Short exercise:
Reproduce the lines of the material verbatim, starting with the line that contains "close-button[interactable]: × (1554, 607, 1589, 641)" and continuing through the line that contains "area-value: 3.0 (1251, 821, 1275, 840)", both of those lines included.

Raw data:
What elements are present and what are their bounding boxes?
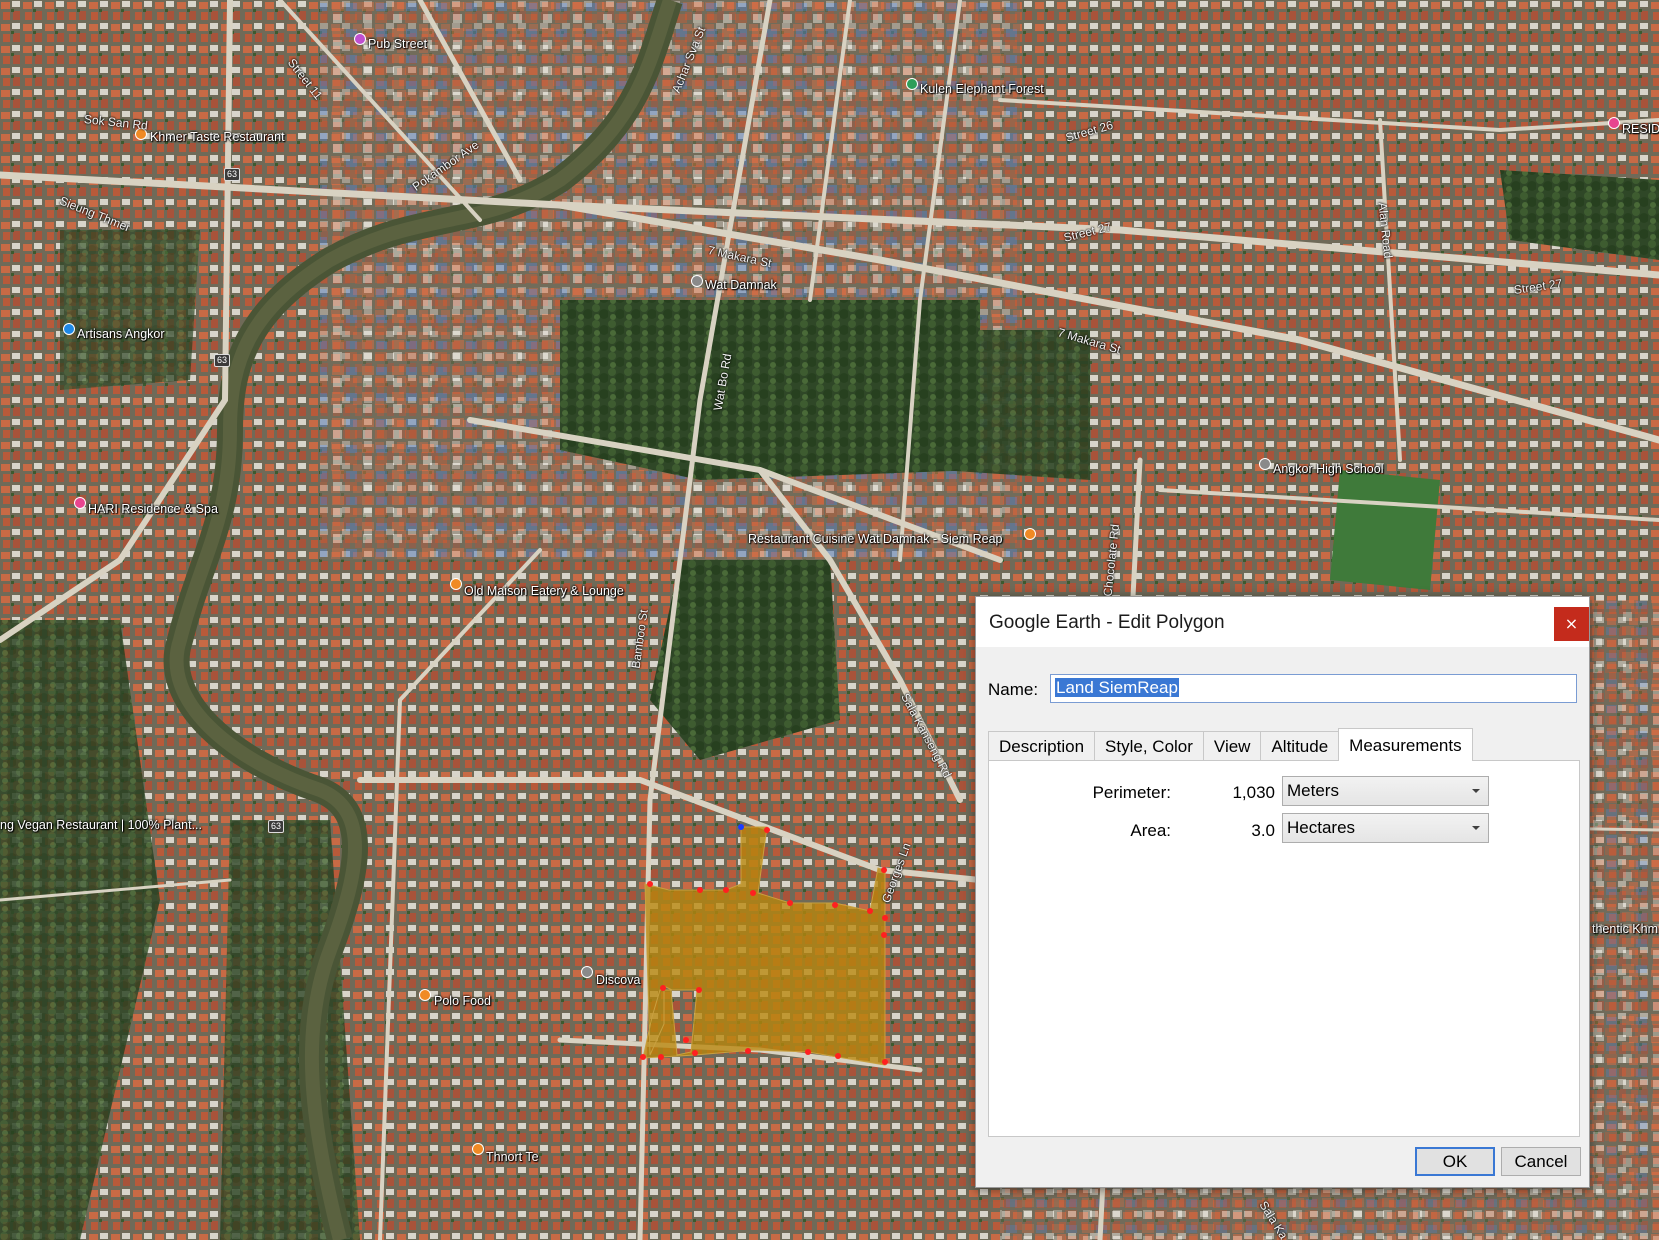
close-button[interactable]: × (1554, 607, 1589, 641)
tab-bar: Description Style, Color View Altitude M… (988, 728, 1473, 761)
place-label[interactable]: RESID (1622, 122, 1659, 136)
restaurant-icon[interactable] (1024, 528, 1036, 540)
place-label[interactable]: Thnort Te (486, 1150, 539, 1164)
area-unit-value: Hectares (1287, 818, 1356, 837)
close-icon: × (1564, 614, 1579, 633)
tab-style-color[interactable]: Style, Color (1094, 731, 1204, 761)
tab-measurements[interactable]: Measurements (1338, 728, 1473, 761)
dialog-title: Google Earth - Edit Polygon (989, 612, 1225, 633)
edit-polygon-dialog: Google Earth - Edit Polygon × Name: Land… (975, 596, 1590, 1188)
place-label[interactable]: Old Maison Eatery & Lounge (464, 584, 624, 598)
shopping-icon[interactable] (63, 323, 75, 335)
area-value: 3.0 (1251, 821, 1275, 840)
office-icon[interactable] (581, 966, 593, 978)
chevron-down-icon (1472, 789, 1480, 793)
route-shield-icon: 63 (214, 354, 231, 367)
perimeter-unit-value: Meters (1287, 781, 1339, 800)
perimeter-label: Perimeter: (1092, 783, 1171, 802)
route-shield-icon: 63 (268, 820, 285, 833)
school-icon[interactable] (1259, 458, 1271, 470)
pink-poi-icon[interactable] (354, 33, 366, 45)
area-unit-select[interactable]: Hectares (1282, 813, 1489, 843)
dialog-titlebar[interactable]: Google Earth - Edit Polygon × (976, 597, 1589, 647)
measurements-panel: Perimeter: 1,030 Meters Area: 3.0 Hectar… (988, 760, 1580, 1137)
google-earth-window: Pub Street Khmer Taste Restaurant Kulen … (0, 0, 1659, 1240)
restaurant-icon[interactable] (419, 989, 431, 1001)
perimeter-unit-select[interactable]: Meters (1282, 776, 1489, 806)
tab-altitude[interactable]: Altitude (1260, 731, 1340, 761)
place-label[interactable]: HARI Residence & Spa (88, 502, 218, 516)
perimeter-value: 1,030 (1232, 783, 1275, 802)
name-input[interactable]: Land SiemReap (1050, 674, 1577, 703)
tab-view[interactable]: View (1202, 731, 1262, 761)
restaurant-icon[interactable] (450, 578, 462, 590)
temple-icon[interactable] (691, 275, 703, 287)
place-label[interactable]: Polo Food (434, 994, 491, 1008)
tab-description[interactable]: Description (988, 731, 1096, 761)
cancel-button[interactable]: Cancel (1501, 1147, 1581, 1176)
place-label[interactable]: Khmer Taste Restaurant (150, 130, 285, 144)
place-label[interactable]: Discova (596, 973, 640, 987)
area-label: Area: (1130, 821, 1171, 840)
place-label[interactable]: Artisans Angkor (77, 327, 165, 341)
place-label[interactable]: ng Vegan Restaurant | 100% Plant... (0, 818, 202, 832)
place-label[interactable]: Kulen Elephant Forest (920, 82, 1044, 96)
name-input-value: Land SiemReap (1055, 678, 1179, 697)
place-label[interactable]: Restaurant Cuisine Wat Damnak - Siem Rea… (748, 532, 1003, 546)
place-label[interactable]: Angkor High School (1273, 462, 1383, 476)
restaurant-icon[interactable] (472, 1143, 484, 1155)
place-label[interactable]: thentic Khm (1592, 922, 1658, 936)
name-label: Name: (988, 680, 1039, 699)
ok-button[interactable]: OK (1415, 1147, 1495, 1176)
park-icon[interactable] (906, 78, 918, 90)
hotel-icon[interactable] (1608, 117, 1620, 129)
hotel-icon[interactable] (74, 497, 86, 509)
place-label[interactable]: Wat Damnak (705, 278, 777, 292)
place-label[interactable]: Pub Street (368, 37, 427, 51)
route-shield-icon: 63 (224, 168, 241, 181)
chevron-down-icon (1472, 826, 1480, 830)
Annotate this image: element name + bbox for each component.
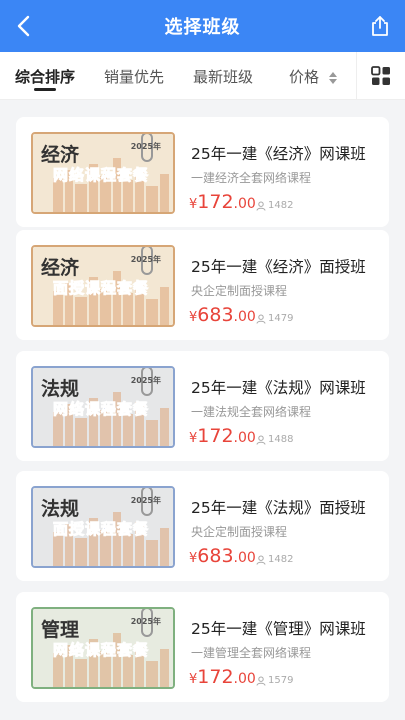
price-integer: 172 [197,666,234,688]
enrollment-count: 1579 [256,675,293,686]
thumbnail-year: 2025年 [130,376,161,385]
enrollment-count-value: 1488 [268,434,294,445]
course-card[interactable]: 经济 2025年 面授课程套餐 25年一建《经济》面授班 央企定制面授课程 ¥6… [16,230,389,340]
course-card[interactable]: 管理 2025年 网络课程套餐 25年一建《管理》网课班 一建管理全套网络课程 … [16,592,389,702]
thumbnail-year: 2025年 [130,617,161,626]
user-icon [256,555,266,565]
course-thumbnail: 经济 2025年 面授课程套餐 [31,245,175,327]
back-button[interactable] [10,13,36,39]
grid-view-toggle[interactable] [370,65,392,87]
price-decimal: .00 [233,430,256,446]
course-title: 25年一建《经济》网课班 [191,145,366,163]
course-thumbnail: 法规 2025年 面授课程套餐 [31,486,175,568]
course-subtitle: 央企定制面授课程 [191,525,288,539]
course-title: 25年一建《法规》面授班 [191,499,366,517]
thumbnail-subject: 法规 [41,378,80,400]
tab-price-label: 价格 [289,68,320,86]
thumbnail-kind: 网络课程套餐 [52,166,150,185]
thumbnail-year: 2025年 [130,142,161,151]
thumbnail-year: 2025年 [130,496,161,505]
app-header: 选择班级 [0,0,405,52]
thumbnail-kind: 面授课程套餐 [52,520,150,539]
course-price: ¥683.00 [189,304,256,326]
course-thumbnail: 管理 2025年 网络课程套餐 [31,607,175,689]
course-price: ¥172.00 [189,191,256,213]
price-integer: 172 [197,191,234,213]
price-decimal: .00 [233,671,256,687]
thumbnail-kind: 网络课程套餐 [52,400,150,419]
course-subtitle: 一建经济全套网络课程 [191,171,312,185]
thumbnail-subject: 法规 [41,498,80,520]
thumbnail-subject: 经济 [41,257,80,279]
course-title: 25年一建《经济》面授班 [191,258,366,276]
price-decimal: .00 [233,550,256,566]
enrollment-count: 1482 [256,554,293,565]
price-integer: 683 [197,545,234,567]
thumbnail-subject: 管理 [41,619,80,641]
share-icon [372,16,388,36]
enrollment-count: 1482 [256,200,293,211]
share-button[interactable] [367,13,393,39]
active-tab-indicator [34,88,56,91]
tab-newest[interactable]: 最新班级 [193,66,253,87]
tab-price[interactable]: 价格 [289,66,338,87]
course-title: 25年一建《管理》网课班 [191,620,366,638]
enrollment-count-value: 1579 [268,675,294,686]
course-thumbnail: 经济 2025年 网络课程套餐 [31,132,175,214]
enrollment-count-value: 1482 [268,554,294,565]
sort-tabs: 综合排序 销量优先 最新班级 价格 [0,52,405,100]
thumbnail-kind: 面授课程套餐 [52,279,150,298]
course-card[interactable]: 法规 2025年 网络课程套餐 25年一建《法规》网课班 一建法规全套网络课程 … [16,351,389,461]
enrollment-count-value: 1482 [268,200,294,211]
user-icon [256,435,266,445]
price-decimal: .00 [233,196,256,212]
course-thumbnail: 法规 2025年 网络课程套餐 [31,366,175,448]
price-integer: 683 [197,304,234,326]
price-decimal: .00 [233,309,256,325]
course-subtitle: 一建管理全套网络课程 [191,646,312,660]
course-price: ¥172.00 [189,425,256,447]
user-icon [256,314,266,324]
course-card[interactable]: 经济 2025年 网络课程套餐 25年一建《经济》网课班 一建经济全套网络课程 … [16,117,389,227]
course-card[interactable]: 法规 2025年 面授课程套餐 25年一建《法规》面授班 央企定制面授课程 ¥6… [16,471,389,581]
page-title: 选择班级 [164,17,241,38]
thumbnail-subject: 经济 [41,144,80,166]
tab-sales[interactable]: 销量优先 [104,66,164,87]
course-title: 25年一建《法规》网课班 [191,379,366,397]
sort-arrows-icon [328,71,337,84]
thumbnail-kind: 网络课程套餐 [52,641,150,660]
thumbnail-year: 2025年 [130,255,161,264]
user-icon [256,201,266,211]
enrollment-count: 1479 [256,313,293,324]
grid-view-icon [371,66,390,85]
course-price: ¥172.00 [189,666,256,688]
course-subtitle: 一建法规全套网络课程 [191,405,312,419]
tab-comprehensive[interactable]: 综合排序 [15,66,75,87]
user-icon [256,676,266,686]
tab-divider [356,52,357,100]
course-price: ¥683.00 [189,545,256,567]
enrollment-count: 1488 [256,434,293,445]
chevron-left-icon [17,15,30,37]
course-subtitle: 央企定制面授课程 [191,284,288,298]
price-integer: 172 [197,425,234,447]
enrollment-count-value: 1479 [268,313,294,324]
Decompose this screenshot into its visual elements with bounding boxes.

Result for this exercise:
close-button[interactable]: × (1554, 607, 1589, 641)
tab-bar: Description Style, Color View Altitude M… (988, 728, 1473, 761)
place-label[interactable]: RESID (1622, 122, 1659, 136)
restaurant-icon[interactable] (1024, 528, 1036, 540)
place-label[interactable]: Thnort Te (486, 1150, 539, 1164)
area-unit-value: Hectares (1287, 818, 1356, 837)
close-icon: × (1564, 614, 1579, 633)
tab-style-color[interactable]: Style, Color (1094, 731, 1204, 761)
tab-measurements[interactable]: Measurements (1338, 728, 1473, 761)
dialog-title: Google Earth - Edit Polygon (989, 612, 1225, 633)
edit-polygon-dialog: Google Earth - Edit Polygon × Name: Land… (975, 596, 1590, 1188)
place-label[interactable]: Old Maison Eatery & Lounge (464, 584, 624, 598)
shopping-icon[interactable] (63, 323, 75, 335)
area-value: 3.0 (1251, 821, 1275, 840)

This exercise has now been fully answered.